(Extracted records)
##############################

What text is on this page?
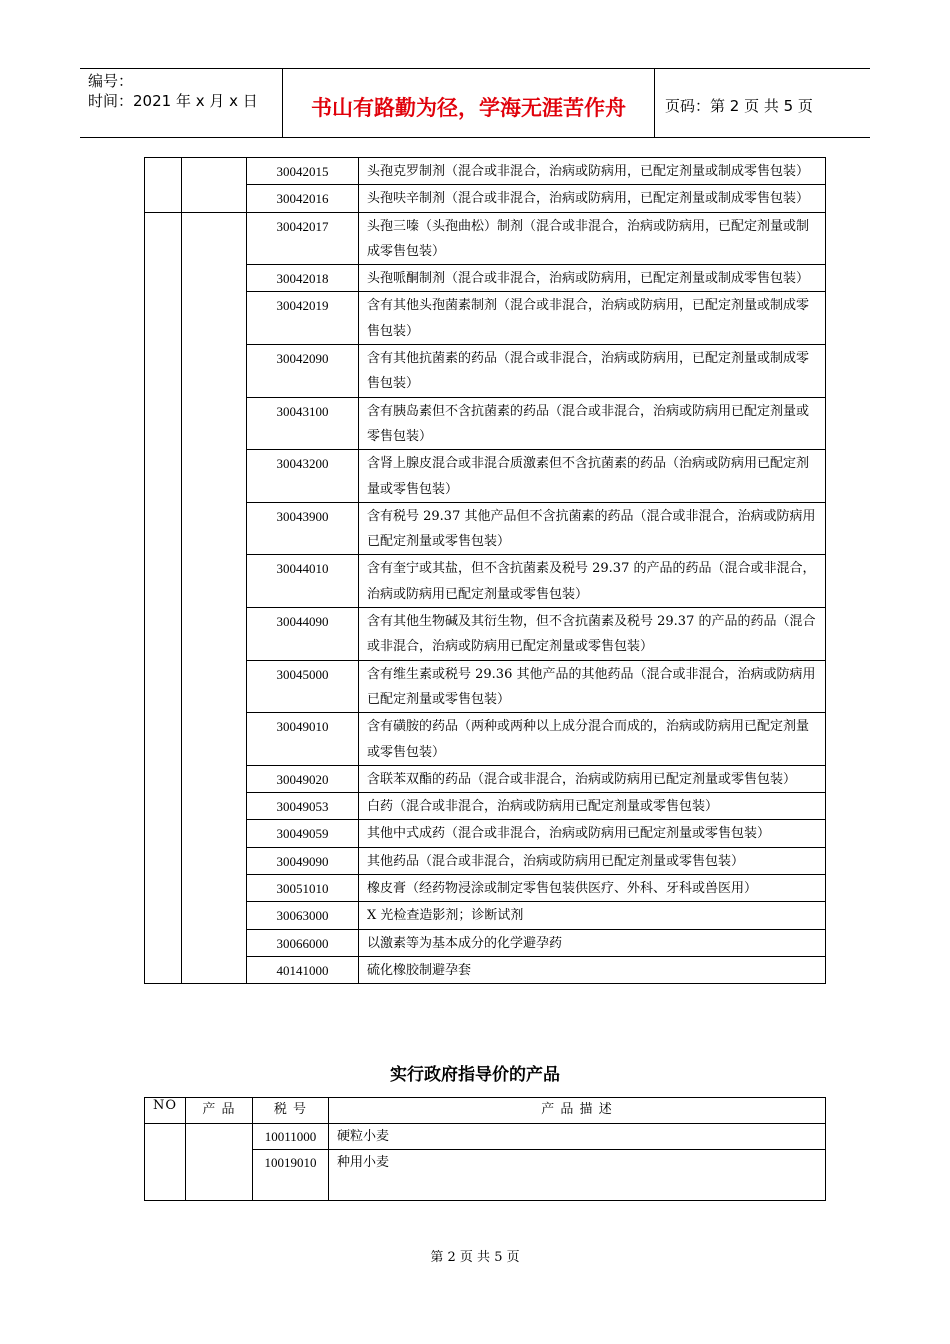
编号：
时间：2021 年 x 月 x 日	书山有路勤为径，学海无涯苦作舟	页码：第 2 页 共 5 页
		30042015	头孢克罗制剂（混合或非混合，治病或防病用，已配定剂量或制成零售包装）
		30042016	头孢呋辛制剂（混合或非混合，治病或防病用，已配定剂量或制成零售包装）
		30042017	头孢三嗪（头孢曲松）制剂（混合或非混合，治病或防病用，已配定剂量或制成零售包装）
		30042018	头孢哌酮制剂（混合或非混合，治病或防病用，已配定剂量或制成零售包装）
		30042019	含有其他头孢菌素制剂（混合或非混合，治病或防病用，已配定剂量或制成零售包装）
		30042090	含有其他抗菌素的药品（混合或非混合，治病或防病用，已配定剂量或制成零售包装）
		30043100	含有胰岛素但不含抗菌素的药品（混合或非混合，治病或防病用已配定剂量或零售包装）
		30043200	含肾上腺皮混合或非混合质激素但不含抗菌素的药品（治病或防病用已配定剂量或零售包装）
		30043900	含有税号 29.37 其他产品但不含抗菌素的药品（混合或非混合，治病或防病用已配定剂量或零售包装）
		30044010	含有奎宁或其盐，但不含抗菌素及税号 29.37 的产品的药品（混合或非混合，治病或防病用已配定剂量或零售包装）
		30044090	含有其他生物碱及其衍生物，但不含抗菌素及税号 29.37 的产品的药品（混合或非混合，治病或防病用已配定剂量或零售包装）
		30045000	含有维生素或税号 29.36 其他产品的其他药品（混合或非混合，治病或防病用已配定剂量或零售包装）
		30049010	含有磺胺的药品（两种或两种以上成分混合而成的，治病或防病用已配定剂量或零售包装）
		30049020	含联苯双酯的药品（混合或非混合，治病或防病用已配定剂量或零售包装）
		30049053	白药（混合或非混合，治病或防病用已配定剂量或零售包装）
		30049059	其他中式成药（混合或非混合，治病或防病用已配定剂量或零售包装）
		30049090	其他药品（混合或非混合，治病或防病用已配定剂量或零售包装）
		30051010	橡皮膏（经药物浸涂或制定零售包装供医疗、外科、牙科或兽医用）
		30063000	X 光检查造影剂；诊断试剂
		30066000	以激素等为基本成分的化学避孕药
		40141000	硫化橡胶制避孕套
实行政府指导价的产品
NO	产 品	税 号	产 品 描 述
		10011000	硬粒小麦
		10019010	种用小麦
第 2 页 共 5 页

##############################

Each entry must be retyped word for word, with every image omitted.

What text is on this page?
编号：
时间：2021 年 x 月 x 日	书山有路勤为径，学海无涯苦作舟	页码：第 2 页 共 5 页
		30042015	头孢克罗制剂（混合或非混合，治病或防病用，已配定剂量或制成零售包装）
		30042016	头孢呋辛制剂（混合或非混合，治病或防病用，已配定剂量或制成零售包装）
		30042017	头孢三嗪（头孢曲松）制剂（混合或非混合，治病或防病用，已配定剂量或制成零售包装）
		30042018	头孢哌酮制剂（混合或非混合，治病或防病用，已配定剂量或制成零售包装）
		30042019	含有其他头孢菌素制剂（混合或非混合，治病或防病用，已配定剂量或制成零售包装）
		30042090	含有其他抗菌素的药品（混合或非混合，治病或防病用，已配定剂量或制成零售包装）
		30043100	含有胰岛素但不含抗菌素的药品（混合或非混合，治病或防病用已配定剂量或零售包装）
		30043200	含肾上腺皮混合或非混合质激素但不含抗菌素的药品（治病或防病用已配定剂量或零售包装）
		30043900	含有税号 29.37 其他产品但不含抗菌素的药品（混合或非混合，治病或防病用已配定剂量或零售包装）
		30044010	含有奎宁或其盐，但不含抗菌素及税号 29.37 的产品的药品（混合或非混合，治病或防病用已配定剂量或零售包装）
		30044090	含有其他生物碱及其衍生物，但不含抗菌素及税号 29.37 的产品的药品（混合或非混合，治病或防病用已配定剂量或零售包装）
		30045000	含有维生素或税号 29.36 其他产品的其他药品（混合或非混合，治病或防病用已配定剂量或零售包装）
		30049010	含有磺胺的药品（两种或两种以上成分混合而成的，治病或防病用已配定剂量或零售包装）
		30049020	含联苯双酯的药品（混合或非混合，治病或防病用已配定剂量或零售包装）
		30049053	白药（混合或非混合，治病或防病用已配定剂量或零售包装）
		30049059	其他中式成药（混合或非混合，治病或防病用已配定剂量或零售包装）
		30049090	其他药品（混合或非混合，治病或防病用已配定剂量或零售包装）
		30051010	橡皮膏（经药物浸涂或制定零售包装供医疗、外科、牙科或兽医用）
		30063000	X 光检查造影剂；诊断试剂
		30066000	以激素等为基本成分的化学避孕药
		40141000	硫化橡胶制避孕套
实行政府指导价的产品
NO	产 品	税 号	产 品 描 述
		10011000	硬粒小麦
		10019010	种用小麦
第 2 页 共 5 页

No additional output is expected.